What to produce
Write every line out verbatim and omit the pictures.

Material provided
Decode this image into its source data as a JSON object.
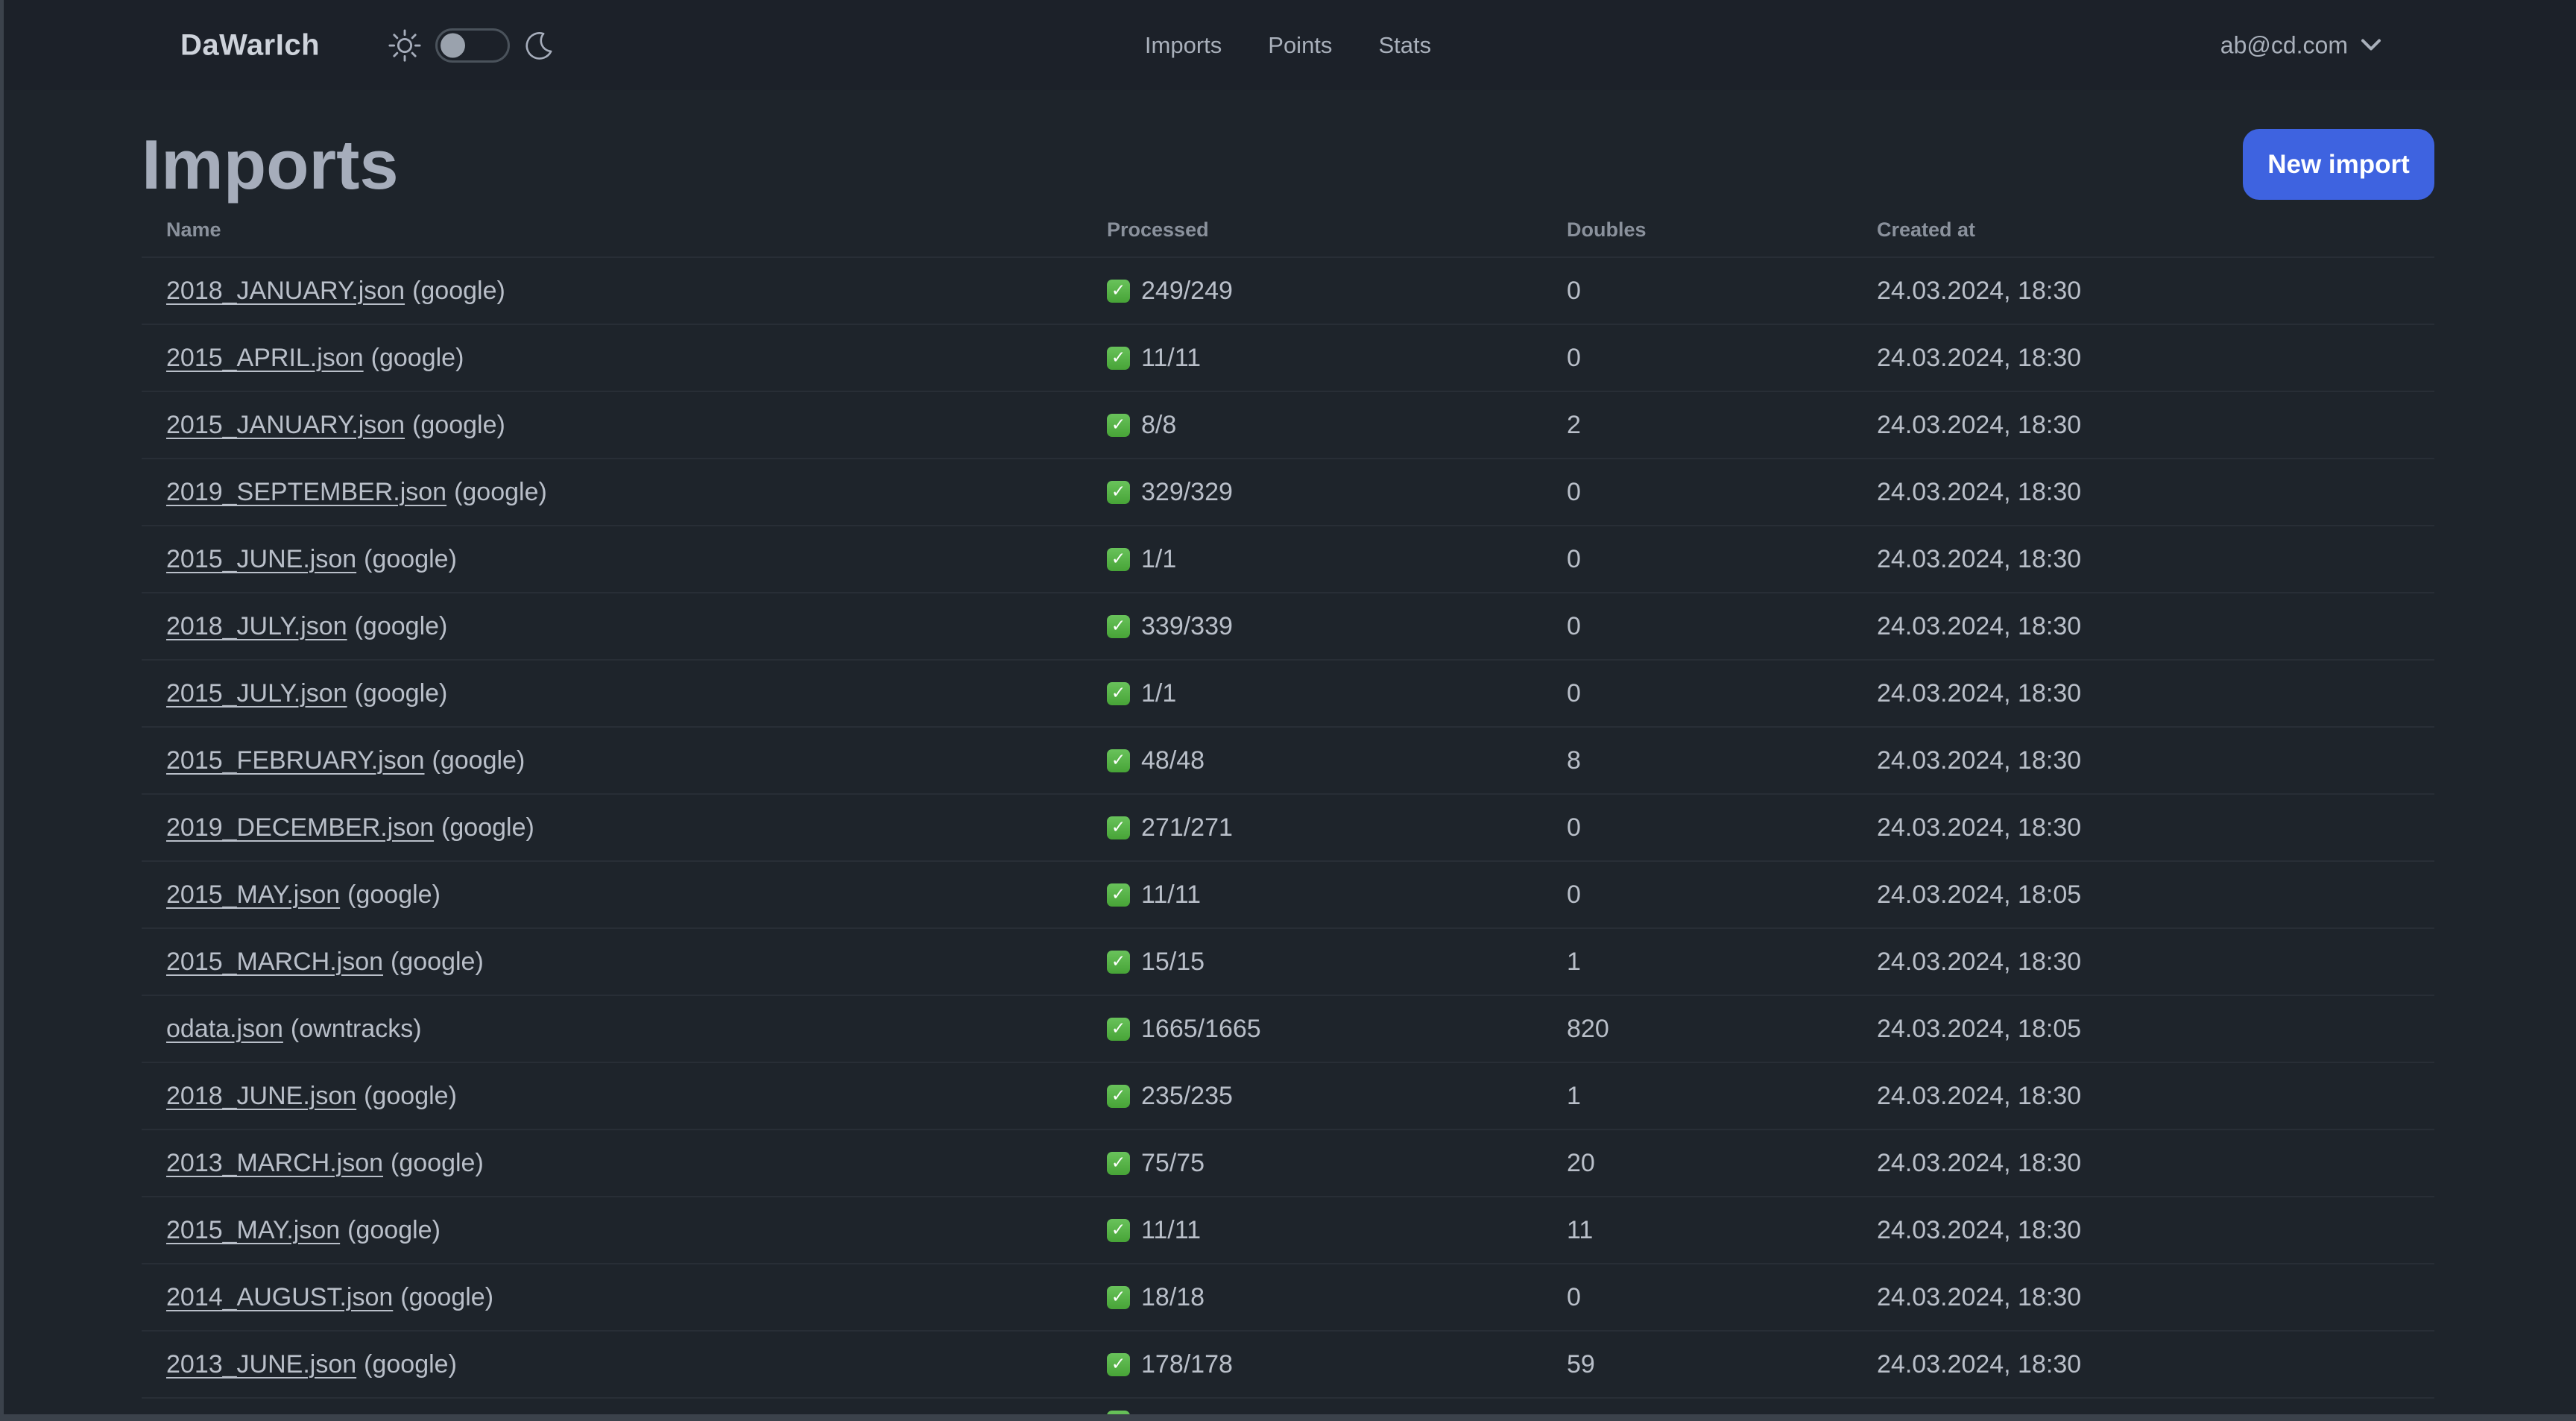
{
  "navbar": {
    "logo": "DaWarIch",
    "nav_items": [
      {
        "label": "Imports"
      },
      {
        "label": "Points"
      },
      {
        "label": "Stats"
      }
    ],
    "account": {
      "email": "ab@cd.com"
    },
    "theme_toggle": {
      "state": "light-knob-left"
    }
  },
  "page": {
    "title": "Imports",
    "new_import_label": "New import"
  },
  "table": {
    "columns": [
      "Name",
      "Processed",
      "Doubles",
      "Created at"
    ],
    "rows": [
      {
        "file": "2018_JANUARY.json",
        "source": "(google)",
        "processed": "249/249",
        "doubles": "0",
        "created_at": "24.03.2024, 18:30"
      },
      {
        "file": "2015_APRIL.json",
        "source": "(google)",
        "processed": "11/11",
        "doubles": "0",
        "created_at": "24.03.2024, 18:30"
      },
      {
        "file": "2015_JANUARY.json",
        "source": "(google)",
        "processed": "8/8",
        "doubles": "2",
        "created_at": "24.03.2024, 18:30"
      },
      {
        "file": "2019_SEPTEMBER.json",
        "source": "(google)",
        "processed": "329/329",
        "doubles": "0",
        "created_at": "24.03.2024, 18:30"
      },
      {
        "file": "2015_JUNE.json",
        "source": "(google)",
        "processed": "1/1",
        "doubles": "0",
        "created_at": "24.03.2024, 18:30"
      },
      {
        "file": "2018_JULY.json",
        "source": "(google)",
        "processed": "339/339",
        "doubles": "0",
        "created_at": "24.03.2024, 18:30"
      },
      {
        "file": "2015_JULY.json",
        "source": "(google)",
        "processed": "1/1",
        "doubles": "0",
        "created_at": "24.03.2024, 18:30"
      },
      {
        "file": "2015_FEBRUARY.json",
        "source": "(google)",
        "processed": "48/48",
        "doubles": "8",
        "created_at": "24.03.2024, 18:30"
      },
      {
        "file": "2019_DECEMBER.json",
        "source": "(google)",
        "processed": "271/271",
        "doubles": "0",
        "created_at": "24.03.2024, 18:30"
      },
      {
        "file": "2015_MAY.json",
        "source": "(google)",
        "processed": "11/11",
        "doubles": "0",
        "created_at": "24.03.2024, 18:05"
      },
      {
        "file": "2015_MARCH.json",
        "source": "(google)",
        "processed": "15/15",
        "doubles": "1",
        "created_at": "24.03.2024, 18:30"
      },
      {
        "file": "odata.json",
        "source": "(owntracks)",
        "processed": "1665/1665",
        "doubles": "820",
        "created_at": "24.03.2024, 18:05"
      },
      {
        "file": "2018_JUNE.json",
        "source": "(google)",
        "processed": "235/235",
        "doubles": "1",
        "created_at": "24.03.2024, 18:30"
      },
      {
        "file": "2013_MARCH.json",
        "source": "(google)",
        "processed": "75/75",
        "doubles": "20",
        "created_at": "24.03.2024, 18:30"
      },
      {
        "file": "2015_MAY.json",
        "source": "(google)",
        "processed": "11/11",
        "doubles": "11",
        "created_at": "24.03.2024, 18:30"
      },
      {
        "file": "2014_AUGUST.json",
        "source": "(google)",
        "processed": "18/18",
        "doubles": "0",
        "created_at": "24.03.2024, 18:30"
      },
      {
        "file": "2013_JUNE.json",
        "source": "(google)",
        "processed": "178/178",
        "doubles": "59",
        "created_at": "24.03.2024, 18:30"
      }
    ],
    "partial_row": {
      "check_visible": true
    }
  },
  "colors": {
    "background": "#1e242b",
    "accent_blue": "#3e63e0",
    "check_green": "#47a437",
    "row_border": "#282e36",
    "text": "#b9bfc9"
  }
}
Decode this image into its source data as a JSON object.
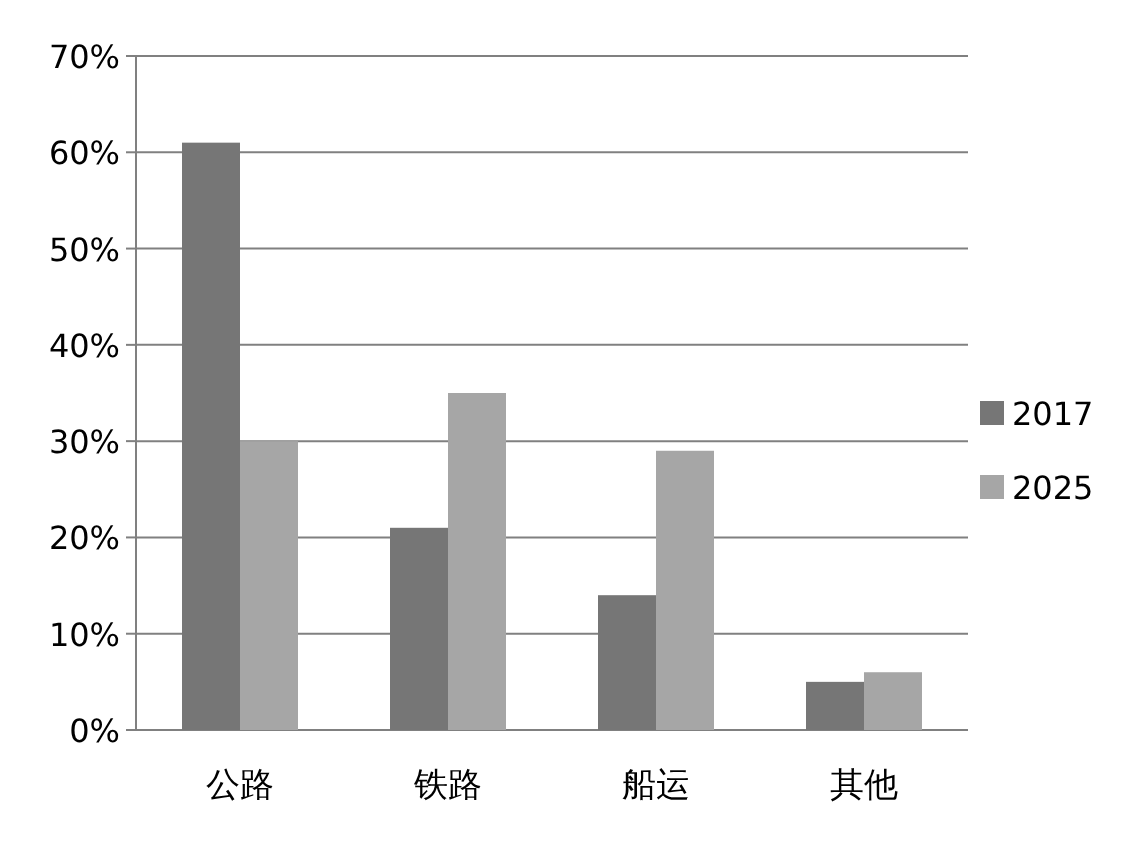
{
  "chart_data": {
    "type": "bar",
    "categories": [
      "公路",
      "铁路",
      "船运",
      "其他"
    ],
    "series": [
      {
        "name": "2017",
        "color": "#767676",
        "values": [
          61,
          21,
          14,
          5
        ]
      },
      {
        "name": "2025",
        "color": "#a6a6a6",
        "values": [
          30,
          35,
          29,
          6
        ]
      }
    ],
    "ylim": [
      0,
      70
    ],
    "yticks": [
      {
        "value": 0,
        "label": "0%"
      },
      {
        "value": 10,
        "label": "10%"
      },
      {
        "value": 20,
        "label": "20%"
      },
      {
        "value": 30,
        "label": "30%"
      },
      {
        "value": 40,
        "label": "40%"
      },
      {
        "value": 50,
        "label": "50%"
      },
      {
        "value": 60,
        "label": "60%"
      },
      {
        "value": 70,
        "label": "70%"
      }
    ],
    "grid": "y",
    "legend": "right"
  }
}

Task solution
Decode this image into its source data as a JSON object.
{
  "navbar": {
    "logo": "DaWarIch",
    "nav_items": [
      {
        "label": "Imports"
      },
      {
        "label": "Points"
      },
      {
        "label": "Stats"
      }
    ],
    "account": {
      "email": "ab@cd.com"
    },
    "theme_toggle": {
      "state": "light-knob-left"
    }
  },
  "page": {
    "title": "Imports",
    "new_import_label": "New import"
  },
  "table": {
    "columns": [
      "Name",
      "Processed",
      "Doubles",
      "Created at"
    ],
    "rows": [
      {
        "file": "2018_JANUARY.json",
        "source": "(google)",
        "processed": "249/249",
        "doubles": "0",
        "created_at": "24.03.2024, 18:30"
      },
      {
        "file": "2015_APRIL.json",
        "source": "(google)",
        "processed": "11/11",
        "doubles": "0",
        "created_at": "24.03.2024, 18:30"
      },
      {
        "file": "2015_JANUARY.json",
        "source": "(google)",
        "processed": "8/8",
        "doubles": "2",
        "created_at": "24.03.2024, 18:30"
      },
      {
        "file": "2019_SEPTEMBER.json",
        "source": "(google)",
        "processed": "329/329",
        "doubles": "0",
        "created_at": "24.03.2024, 18:30"
      },
      {
        "file": "2015_JUNE.json",
        "source": "(google)",
        "processed": "1/1",
        "doubles": "0",
        "created_at": "24.03.2024, 18:30"
      },
      {
        "file": "2018_JULY.json",
        "source": "(google)",
        "processed": "339/339",
        "doubles": "0",
        "created_at": "24.03.2024, 18:30"
      },
      {
        "file": "2015_JULY.json",
        "source": "(google)",
        "processed": "1/1",
        "doubles": "0",
        "created_at": "24.03.2024, 18:30"
      },
      {
        "file": "2015_FEBRUARY.json",
        "source": "(google)",
        "processed": "48/48",
        "doubles": "8",
        "created_at": "24.03.2024, 18:30"
      },
      {
        "file": "2019_DECEMBER.json",
        "source": "(google)",
        "processed": "271/271",
        "doubles": "0",
        "created_at": "24.03.2024, 18:30"
      },
      {
        "file": "2015_MAY.json",
        "source": "(google)",
        "processed": "11/11",
        "doubles": "0",
        "created_at": "24.03.2024, 18:05"
      },
      {
        "file": "2015_MARCH.json",
        "source": "(google)",
        "processed": "15/15",
        "doubles": "1",
        "created_at": "24.03.2024, 18:30"
      },
      {
        "file": "odata.json",
        "source": "(owntracks)",
        "processed": "1665/1665",
        "doubles": "820",
        "created_at": "24.03.2024, 18:05"
      },
      {
        "file": "2018_JUNE.json",
        "source": "(google)",
        "processed": "235/235",
        "doubles": "1",
        "created_at": "24.03.2024, 18:30"
      },
      {
        "file": "2013_MARCH.json",
        "source": "(google)",
        "processed": "75/75",
        "doubles": "20",
        "created_at": "24.03.2024, 18:30"
      },
      {
        "file": "2015_MAY.json",
        "source": "(google)",
        "processed": "11/11",
        "doubles": "11",
        "created_at": "24.03.2024, 18:30"
      },
      {
        "file": "2014_AUGUST.json",
        "source": "(google)",
        "processed": "18/18",
        "doubles": "0",
        "created_at": "24.03.2024, 18:30"
      },
      {
        "file": "2013_JUNE.json",
        "source": "(google)",
        "processed": "178/178",
        "doubles": "59",
        "created_at": "24.03.2024, 18:30"
      }
    ],
    "partial_row": {
      "check_visible": true
    }
  },
  "colors": {
    "background": "#1e242b",
    "accent_blue": "#3e63e0",
    "check_green": "#47a437",
    "row_border": "#282e36",
    "text": "#b9bfc9"
  }
}
Decode this image into its source data as a JSON object.
{
  "chart_data": {
    "type": "bar",
    "categories": [
      "公路",
      "铁路",
      "船运",
      "其他"
    ],
    "series": [
      {
        "name": "2017",
        "color": "#767676",
        "values": [
          61,
          21,
          14,
          5
        ]
      },
      {
        "name": "2025",
        "color": "#a6a6a6",
        "values": [
          30,
          35,
          29,
          6
        ]
      }
    ],
    "ylim": [
      0,
      70
    ],
    "yticks": [
      {
        "value": 0,
        "label": "0%"
      },
      {
        "value": 10,
        "label": "10%"
      },
      {
        "value": 20,
        "label": "20%"
      },
      {
        "value": 30,
        "label": "30%"
      },
      {
        "value": 40,
        "label": "40%"
      },
      {
        "value": 50,
        "label": "50%"
      },
      {
        "value": 60,
        "label": "60%"
      },
      {
        "value": 70,
        "label": "70%"
      }
    ],
    "grid": "y",
    "legend": "right"
  }
}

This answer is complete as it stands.